— begin WORKING DATA —

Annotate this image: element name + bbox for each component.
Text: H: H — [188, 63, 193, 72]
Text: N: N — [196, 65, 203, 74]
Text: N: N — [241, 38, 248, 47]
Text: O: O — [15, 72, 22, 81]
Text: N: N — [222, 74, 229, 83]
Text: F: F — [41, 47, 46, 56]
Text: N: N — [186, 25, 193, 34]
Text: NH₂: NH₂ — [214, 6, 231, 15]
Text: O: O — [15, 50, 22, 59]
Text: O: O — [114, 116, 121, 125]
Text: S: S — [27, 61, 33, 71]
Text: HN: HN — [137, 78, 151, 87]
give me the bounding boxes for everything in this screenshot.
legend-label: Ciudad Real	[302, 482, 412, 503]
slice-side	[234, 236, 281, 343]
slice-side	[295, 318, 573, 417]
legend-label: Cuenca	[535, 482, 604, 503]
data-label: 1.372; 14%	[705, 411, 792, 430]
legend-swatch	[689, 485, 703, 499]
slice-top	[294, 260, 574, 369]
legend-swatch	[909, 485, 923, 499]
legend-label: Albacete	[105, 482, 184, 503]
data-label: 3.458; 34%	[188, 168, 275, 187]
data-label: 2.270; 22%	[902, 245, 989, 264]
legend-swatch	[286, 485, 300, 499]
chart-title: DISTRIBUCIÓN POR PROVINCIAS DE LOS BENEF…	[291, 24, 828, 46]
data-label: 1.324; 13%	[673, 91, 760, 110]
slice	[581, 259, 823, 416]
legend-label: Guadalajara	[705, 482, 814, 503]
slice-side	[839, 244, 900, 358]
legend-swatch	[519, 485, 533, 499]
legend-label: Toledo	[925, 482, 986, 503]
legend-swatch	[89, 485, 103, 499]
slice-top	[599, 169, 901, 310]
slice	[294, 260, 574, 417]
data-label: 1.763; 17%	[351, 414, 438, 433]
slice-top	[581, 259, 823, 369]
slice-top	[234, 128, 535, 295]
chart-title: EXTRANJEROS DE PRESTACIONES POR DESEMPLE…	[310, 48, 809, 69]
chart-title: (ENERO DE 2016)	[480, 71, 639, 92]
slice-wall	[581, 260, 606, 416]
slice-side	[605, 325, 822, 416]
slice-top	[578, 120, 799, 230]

— end WORKING DATA —

▶ **TASK REQUIREMENTS**: Arrange each of the lines above as a row in a Markdown table with two columns, Row and Line, where Row holds a running row number and Line holds the line. Leave out any blank lines.

▶ **FULL RESPONSE**:
| Row | Line |
|---|---|
| 1 | Annotate this image: element name + bbox for each component. |
| 2 | Text: H: H — [188, 63, 193, 72] |
| 3 | Text: N: N — [196, 65, 203, 74] |
| 4 | Text: N: N — [241, 38, 248, 47] |
| 5 | Text: O: O — [15, 72, 22, 81] |
| 6 | Text: N: N — [222, 74, 229, 83] |
| 7 | Text: F: F — [41, 47, 46, 56] |
| 8 | Text: N: N — [186, 25, 193, 34] |
| 9 | Text: NH₂: NH₂ — [214, 6, 231, 15] |
| 10 | Text: O: O — [15, 50, 22, 59] |
| 11 | Text: O: O — [114, 116, 121, 125] |
| 12 | Text: S: S — [27, 61, 33, 71] |
| 13 | Text: HN: HN — [137, 78, 151, 87] |
| 14 | give me the bounding boxes for everything in this screenshot. |
| 15 | legend-label: Ciudad Real	[302, 482, 412, 503] |
| 16 | slice-side	[234, 236, 281, 343] |
| 17 | slice-side	[295, 318, 573, 417] |
| 18 | legend-label: Cuenca	[535, 482, 604, 503] |
| 19 | data-label: 1.372; 14%	[705, 411, 792, 430] |
| 20 | legend-swatch	[689, 485, 703, 499] |
| 21 | slice-top	[294, 260, 574, 369] |
| 22 | legend-swatch	[909, 485, 923, 499] |
| 23 | legend-label: Albacete	[105, 482, 184, 503] |
| 24 | data-label: 3.458; 34%	[188, 168, 275, 187] |
| 25 | data-label: 2.270; 22%	[902, 245, 989, 264] |
| 26 | legend-swatch	[286, 485, 300, 499] |
| 27 | chart-title: DISTRIBUCIÓN POR PROVINCIAS DE LOS BENEF…	[291, 24, 828, 46] |
| 28 | data-label: 1.324; 13%	[673, 91, 760, 110] |
| 29 | slice	[581, 259, 823, 416] |
| 30 | legend-label: Guadalajara	[705, 482, 814, 503] |
| 31 | slice-side	[839, 244, 900, 358] |
| 32 | legend-swatch	[519, 485, 533, 499] |
| 33 | legend-label: Toledo	[925, 482, 986, 503] |
| 34 | legend-swatch	[89, 485, 103, 499] |
| 35 | slice-top	[599, 169, 901, 310] |
| 36 | slice	[294, 260, 574, 417] |
| 37 | data-label: 1.763; 17%	[351, 414, 438, 433] |
| 38 | slice-top	[581, 259, 823, 369] |
| 39 | slice-top	[234, 128, 535, 295] |
| 40 | chart-title: EXTRANJEROS DE PRESTACIONES POR DESEMPLE…	[310, 48, 809, 69] |
| 41 | chart-title: (ENERO DE 2016)	[480, 71, 639, 92] |
| 42 | slice-wall	[581, 260, 606, 416] |
| 43 | slice-side	[605, 325, 822, 416] |
| 44 | slice-top	[578, 120, 799, 230] |